## Short exercise:
Set the listing down unchanged, minus every embedded image.

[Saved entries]
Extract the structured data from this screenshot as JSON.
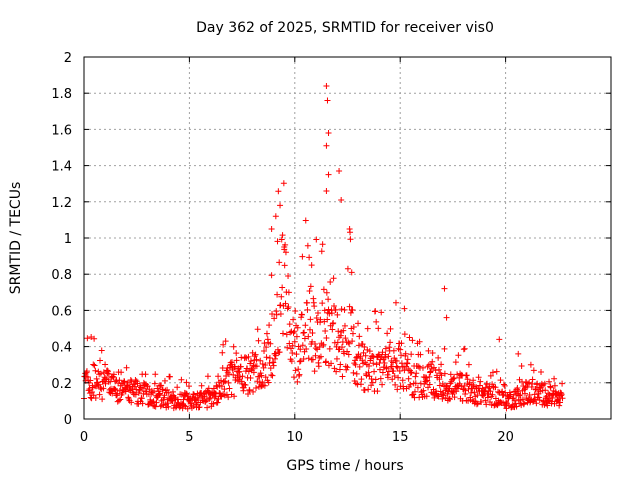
{
  "chart_data": {
    "type": "scatter",
    "title": "Day 362 of 2025, SRMTID for receiver vis0",
    "xlabel": "GPS time / hours",
    "ylabel": "SRMTID / TECUs",
    "xlim": [
      0,
      25
    ],
    "ylim": [
      0,
      2
    ],
    "xticks": [
      "0",
      "5",
      "10",
      "15",
      "20"
    ],
    "yticks": [
      "0",
      "0.2",
      "0.4",
      "0.6",
      "0.8",
      "1",
      "1.2",
      "1.4",
      "1.6",
      "1.8",
      "2"
    ],
    "grid": true,
    "marker": "+",
    "colors": {
      "series": "#ff0000",
      "grid": "#a0a0a0",
      "axis": "#000000"
    },
    "series": [
      {
        "name": "vis0",
        "x_range": [
          0,
          22.7
        ],
        "sample_interval_hours": 0.02,
        "trend": [
          [
            0.0,
            0.2
          ],
          [
            0.5,
            0.21
          ],
          [
            1.0,
            0.19
          ],
          [
            1.5,
            0.17
          ],
          [
            2.0,
            0.15
          ],
          [
            2.5,
            0.15
          ],
          [
            3.0,
            0.14
          ],
          [
            3.5,
            0.12
          ],
          [
            4.0,
            0.11
          ],
          [
            4.5,
            0.1
          ],
          [
            5.0,
            0.1
          ],
          [
            5.5,
            0.1
          ],
          [
            6.0,
            0.12
          ],
          [
            6.5,
            0.18
          ],
          [
            7.0,
            0.22
          ],
          [
            7.5,
            0.24
          ],
          [
            8.0,
            0.24
          ],
          [
            8.5,
            0.27
          ],
          [
            9.0,
            0.45
          ],
          [
            9.2,
            0.6
          ],
          [
            9.4,
            0.75
          ],
          [
            9.6,
            0.65
          ],
          [
            9.8,
            0.45
          ],
          [
            10.0,
            0.35
          ],
          [
            10.3,
            0.4
          ],
          [
            10.6,
            0.55
          ],
          [
            11.0,
            0.45
          ],
          [
            11.4,
            0.5
          ],
          [
            11.7,
            0.55
          ],
          [
            12.0,
            0.4
          ],
          [
            12.3,
            0.42
          ],
          [
            12.6,
            0.5
          ],
          [
            13.0,
            0.3
          ],
          [
            13.5,
            0.28
          ],
          [
            14.0,
            0.27
          ],
          [
            14.5,
            0.28
          ],
          [
            15.0,
            0.3
          ],
          [
            15.5,
            0.22
          ],
          [
            16.0,
            0.2
          ],
          [
            16.5,
            0.22
          ],
          [
            17.0,
            0.18
          ],
          [
            17.5,
            0.17
          ],
          [
            18.0,
            0.18
          ],
          [
            18.5,
            0.15
          ],
          [
            19.0,
            0.14
          ],
          [
            19.5,
            0.13
          ],
          [
            20.0,
            0.1
          ],
          [
            20.5,
            0.12
          ],
          [
            21.0,
            0.15
          ],
          [
            21.5,
            0.14
          ],
          [
            22.0,
            0.13
          ],
          [
            22.7,
            0.1
          ]
        ],
        "peaks": [
          [
            6.6,
            0.41
          ],
          [
            8.9,
            1.05
          ],
          [
            9.1,
            1.12
          ],
          [
            9.3,
            1.18
          ],
          [
            9.5,
            0.95
          ],
          [
            10.8,
            0.85
          ],
          [
            11.5,
            1.84
          ],
          [
            11.55,
            1.76
          ],
          [
            11.6,
            1.58
          ],
          [
            11.5,
            1.51
          ],
          [
            11.6,
            1.35
          ],
          [
            11.5,
            1.26
          ],
          [
            12.1,
            1.37
          ],
          [
            12.2,
            1.21
          ],
          [
            12.6,
            1.05
          ],
          [
            12.7,
            0.81
          ],
          [
            15.2,
            0.61
          ],
          [
            17.1,
            0.72
          ],
          [
            17.2,
            0.56
          ],
          [
            19.7,
            0.44
          ],
          [
            20.6,
            0.36
          ],
          [
            21.2,
            0.3
          ]
        ]
      }
    ]
  }
}
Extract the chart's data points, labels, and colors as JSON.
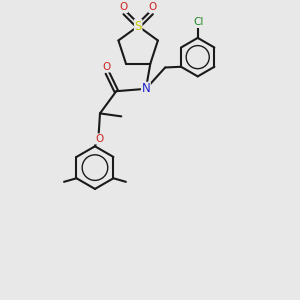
{
  "bg_color": "#e8e8e8",
  "bond_color": "#1a1a1a",
  "S_color": "#cccc00",
  "N_color": "#2222cc",
  "O_color": "#cc2222",
  "Cl_color": "#228822",
  "lw": 1.5,
  "figsize": [
    3.0,
    3.0
  ],
  "dpi": 100,
  "xlim": [
    0,
    10
  ],
  "ylim": [
    0,
    10
  ]
}
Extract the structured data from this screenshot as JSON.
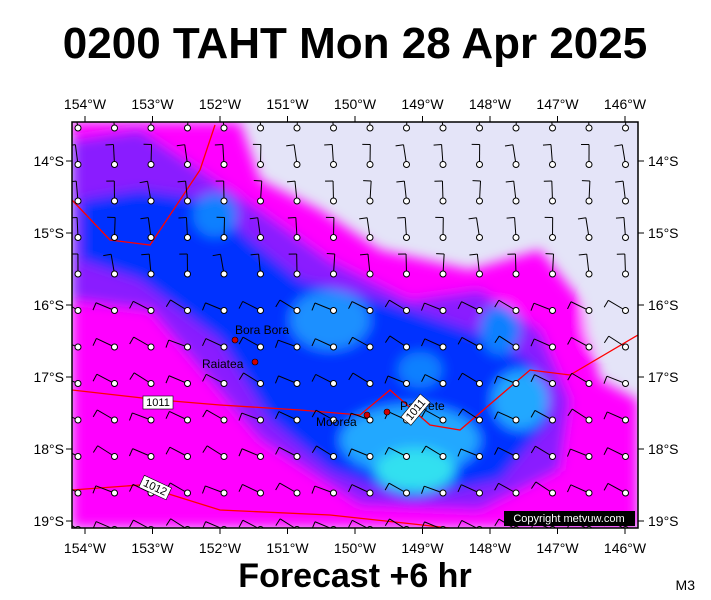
{
  "title": "0200 TAHT Mon 28 Apr 2025",
  "map": {
    "lon_ticks": [
      "154°W",
      "153°W",
      "152°W",
      "151°W",
      "150°W",
      "149°W",
      "148°W",
      "147°W",
      "146°W"
    ],
    "lat_ticks": [
      "14°S",
      "15°S",
      "16°S",
      "17°S",
      "18°S",
      "19°S"
    ],
    "places": [
      "Bora Bora",
      "Raiatea",
      "Moorea",
      "Papeete"
    ],
    "isobar_labels": [
      "1011",
      "1012",
      "1011"
    ],
    "copyright": "Copyright metvuw.com"
  },
  "footer": "Forecast +6 hr",
  "code": "M3"
}
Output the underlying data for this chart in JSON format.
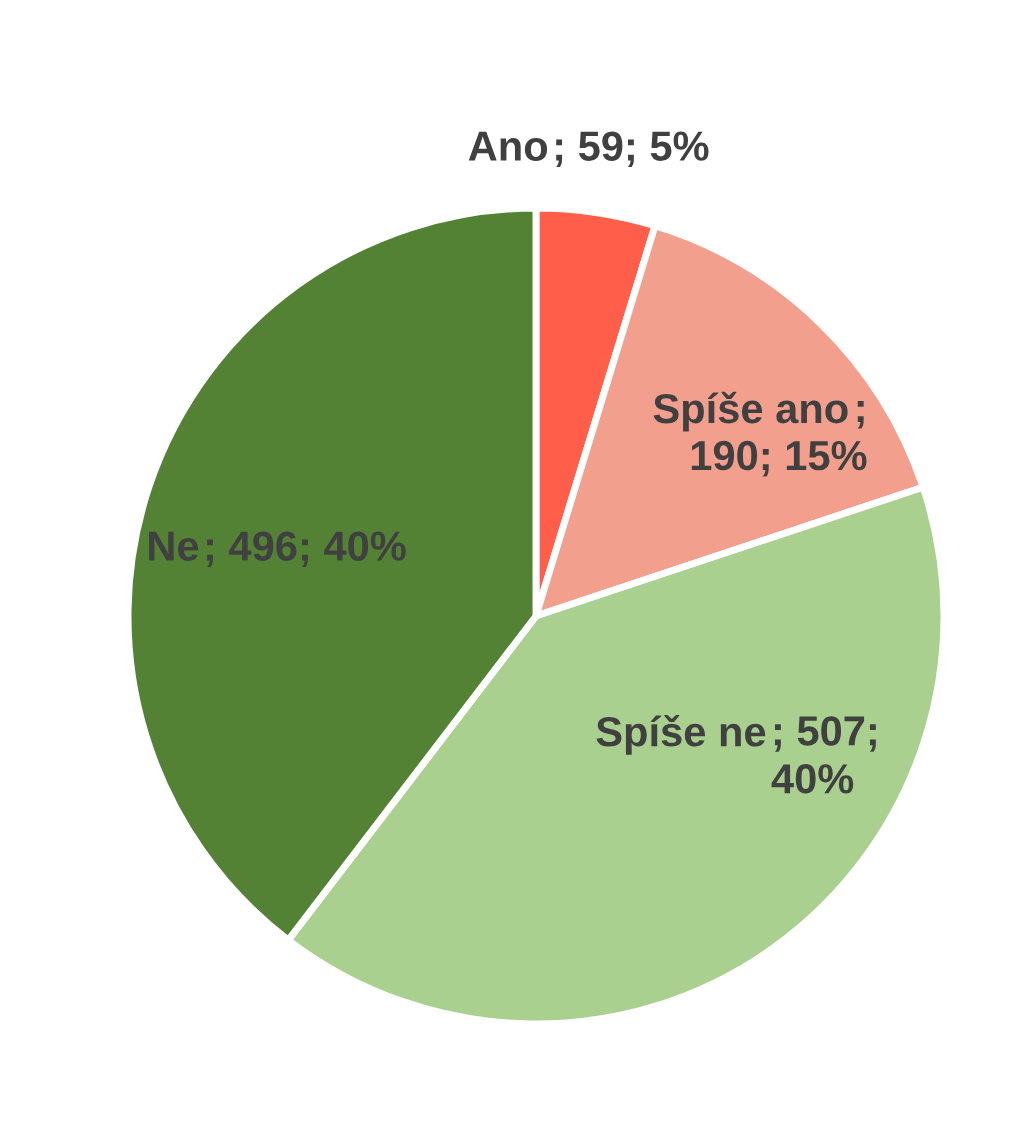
{
  "chart_data": {
    "type": "pie",
    "categories": [
      "Ano",
      "Spíše ano",
      "Spíše ne",
      "Ne"
    ],
    "values": [
      59,
      190,
      507,
      496
    ],
    "colors": [
      "#ff5f4a",
      "#f29f8e",
      "#a9d08e",
      "#548235"
    ],
    "value_labels": [
      "; 59; 5%",
      ";\n190; 15%",
      "; 507;\n40%",
      "; 496; 40%"
    ]
  }
}
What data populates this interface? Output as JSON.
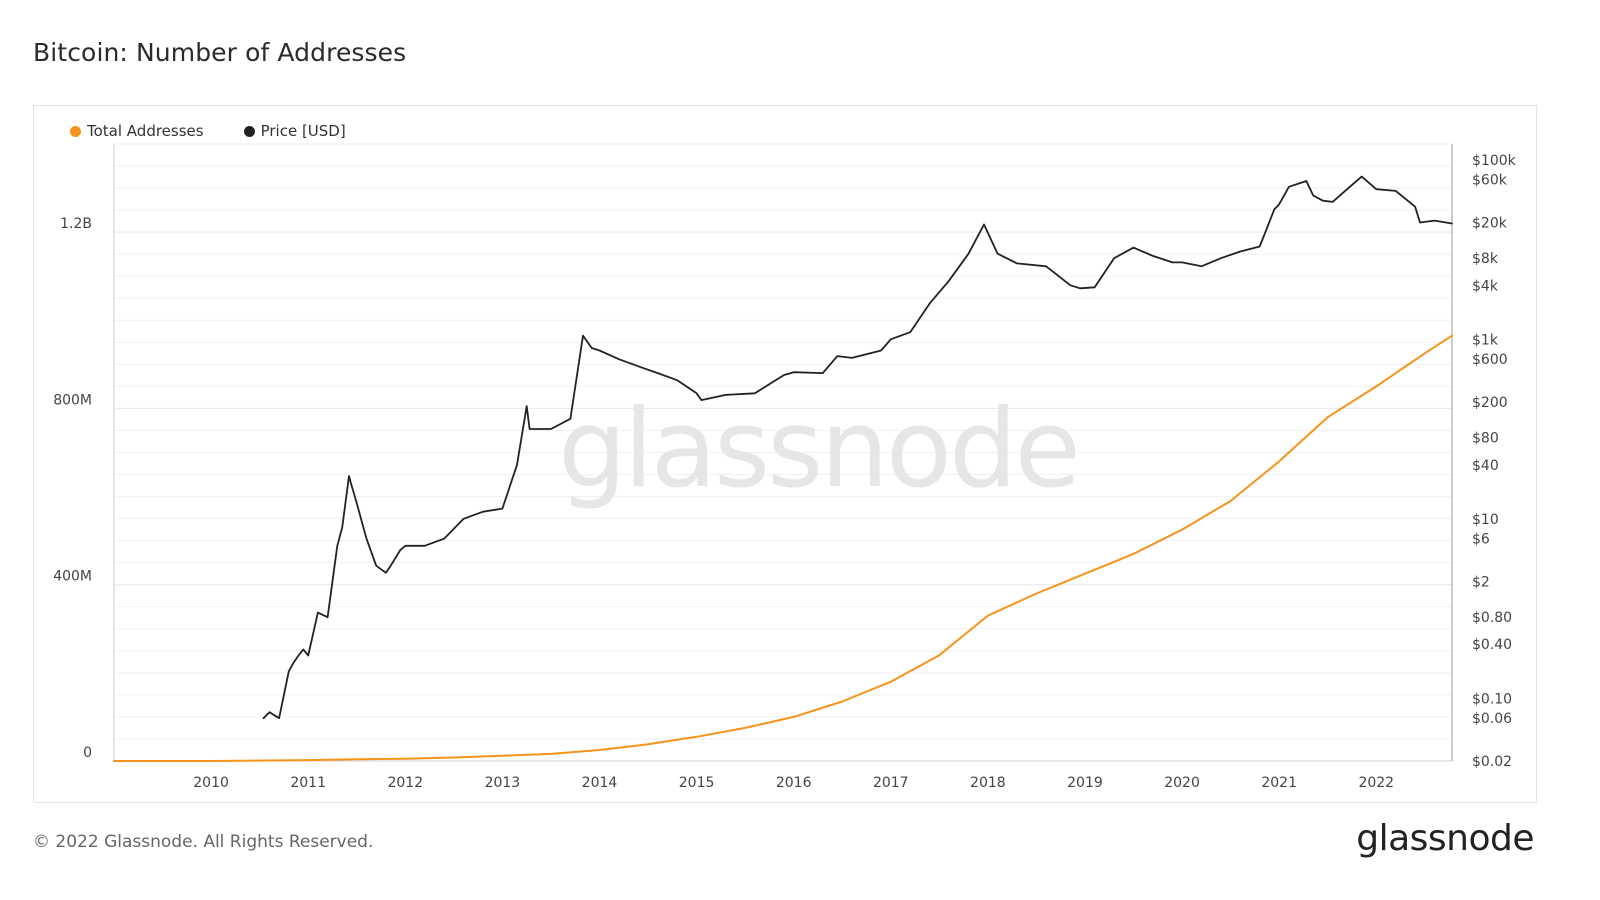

## Answer for the task:
Extract the structured data from this screenshot as JSON.
{
  "chart_data": {
    "type": "scatter",
    "title": "Day 362 of 2025, SRMTID for receiver vis0",
    "xlabel": "GPS time / hours",
    "ylabel": "SRMTID / TECUs",
    "xlim": [
      0,
      25
    ],
    "ylim": [
      0,
      2
    ],
    "xticks": [
      "0",
      "5",
      "10",
      "15",
      "20"
    ],
    "yticks": [
      "0",
      "0.2",
      "0.4",
      "0.6",
      "0.8",
      "1",
      "1.2",
      "1.4",
      "1.6",
      "1.8",
      "2"
    ],
    "grid": true,
    "marker": "+",
    "colors": {
      "series": "#ff0000",
      "grid": "#a0a0a0",
      "axis": "#000000"
    },
    "series": [
      {
        "name": "vis0",
        "x_range": [
          0,
          22.7
        ],
        "sample_interval_hours": 0.02,
        "trend": [
          [
            0.0,
            0.2
          ],
          [
            0.5,
            0.21
          ],
          [
            1.0,
            0.19
          ],
          [
            1.5,
            0.17
          ],
          [
            2.0,
            0.15
          ],
          [
            2.5,
            0.15
          ],
          [
            3.0,
            0.14
          ],
          [
            3.5,
            0.12
          ],
          [
            4.0,
            0.11
          ],
          [
            4.5,
            0.1
          ],
          [
            5.0,
            0.1
          ],
          [
            5.5,
            0.1
          ],
          [
            6.0,
            0.12
          ],
          [
            6.5,
            0.18
          ],
          [
            7.0,
            0.22
          ],
          [
            7.5,
            0.24
          ],
          [
            8.0,
            0.24
          ],
          [
            8.5,
            0.27
          ],
          [
            9.0,
            0.45
          ],
          [
            9.2,
            0.6
          ],
          [
            9.4,
            0.75
          ],
          [
            9.6,
            0.65
          ],
          [
            9.8,
            0.45
          ],
          [
            10.0,
            0.35
          ],
          [
            10.3,
            0.4
          ],
          [
            10.6,
            0.55
          ],
          [
            11.0,
            0.45
          ],
          [
            11.4,
            0.5
          ],
          [
            11.7,
            0.55
          ],
          [
            12.0,
            0.4
          ],
          [
            12.3,
            0.42
          ],
          [
            12.6,
            0.5
          ],
          [
            13.0,
            0.3
          ],
          [
            13.5,
            0.28
          ],
          [
            14.0,
            0.27
          ],
          [
            14.5,
            0.28
          ],
          [
            15.0,
            0.3
          ],
          [
            15.5,
            0.22
          ],
          [
            16.0,
            0.2
          ],
          [
            16.5,
            0.22
          ],
          [
            17.0,
            0.18
          ],
          [
            17.5,
            0.17
          ],
          [
            18.0,
            0.18
          ],
          [
            18.5,
            0.15
          ],
          [
            19.0,
            0.14
          ],
          [
            19.5,
            0.13
          ],
          [
            20.0,
            0.1
          ],
          [
            20.5,
            0.12
          ],
          [
            21.0,
            0.15
          ],
          [
            21.5,
            0.14
          ],
          [
            22.0,
            0.13
          ],
          [
            22.7,
            0.1
          ]
        ],
        "peaks": [
          [
            6.6,
            0.41
          ],
          [
            8.9,
            1.05
          ],
          [
            9.1,
            1.12
          ],
          [
            9.3,
            1.18
          ],
          [
            9.5,
            0.95
          ],
          [
            10.8,
            0.85
          ],
          [
            11.5,
            1.84
          ],
          [
            11.55,
            1.76
          ],
          [
            11.6,
            1.58
          ],
          [
            11.5,
            1.51
          ],
          [
            11.6,
            1.35
          ],
          [
            11.5,
            1.26
          ],
          [
            12.1,
            1.37
          ],
          [
            12.2,
            1.21
          ],
          [
            12.6,
            1.05
          ],
          [
            12.7,
            0.81
          ],
          [
            15.2,
            0.61
          ],
          [
            17.1,
            0.72
          ],
          [
            17.2,
            0.56
          ],
          [
            19.7,
            0.44
          ],
          [
            20.6,
            0.36
          ],
          [
            21.2,
            0.3
          ]
        ]
      }
    ]
  }
}
Extract the chart's data points, labels, and colors as JSON.
{
  "bg_color": "#e8e8e8",
  "bond_color": "#1a1a1a",
  "S_color": "#cccc00",
  "N_color": "#2222cc",
  "O_color": "#cc2222",
  "Cl_color": "#228822",
  "lw": 1.5,
  "figsize": [
    3.0,
    3.0
  ],
  "dpi": 100,
  "xlim": [
    0,
    10
  ],
  "ylim": [
    0,
    10
  ]
}
Extract the structured data from this screenshot as JSON.
{
  "title": "0200 TAHT Mon 28 Apr 2025",
  "map": {
    "lon_ticks": [
      "154°W",
      "153°W",
      "152°W",
      "151°W",
      "150°W",
      "149°W",
      "148°W",
      "147°W",
      "146°W"
    ],
    "lat_ticks": [
      "14°S",
      "15°S",
      "16°S",
      "17°S",
      "18°S",
      "19°S"
    ],
    "places": [
      "Bora Bora",
      "Raiatea",
      "Moorea",
      "Papeete"
    ],
    "isobar_labels": [
      "1011",
      "1012",
      "1011"
    ],
    "copyright": "Copyright metvuw.com"
  },
  "footer": "Forecast +6 hr",
  "code": "M3"
}
Output the underlying data for this chart in JSON format.
{
  "chart_data": {
    "type": "pie",
    "categories": [
      "Ano",
      "Spíše ano",
      "Spíše ne",
      "Ne"
    ],
    "values": [
      59,
      190,
      507,
      496
    ],
    "colors": [
      "#ff5f4a",
      "#f29f8e",
      "#a9d08e",
      "#548235"
    ],
    "value_labels": [
      "; 59; 5%",
      ";\n190; 15%",
      "; 507;\n40%",
      "; 496; 40%"
    ]
  }
}
What data populates this interface? Output as JSON.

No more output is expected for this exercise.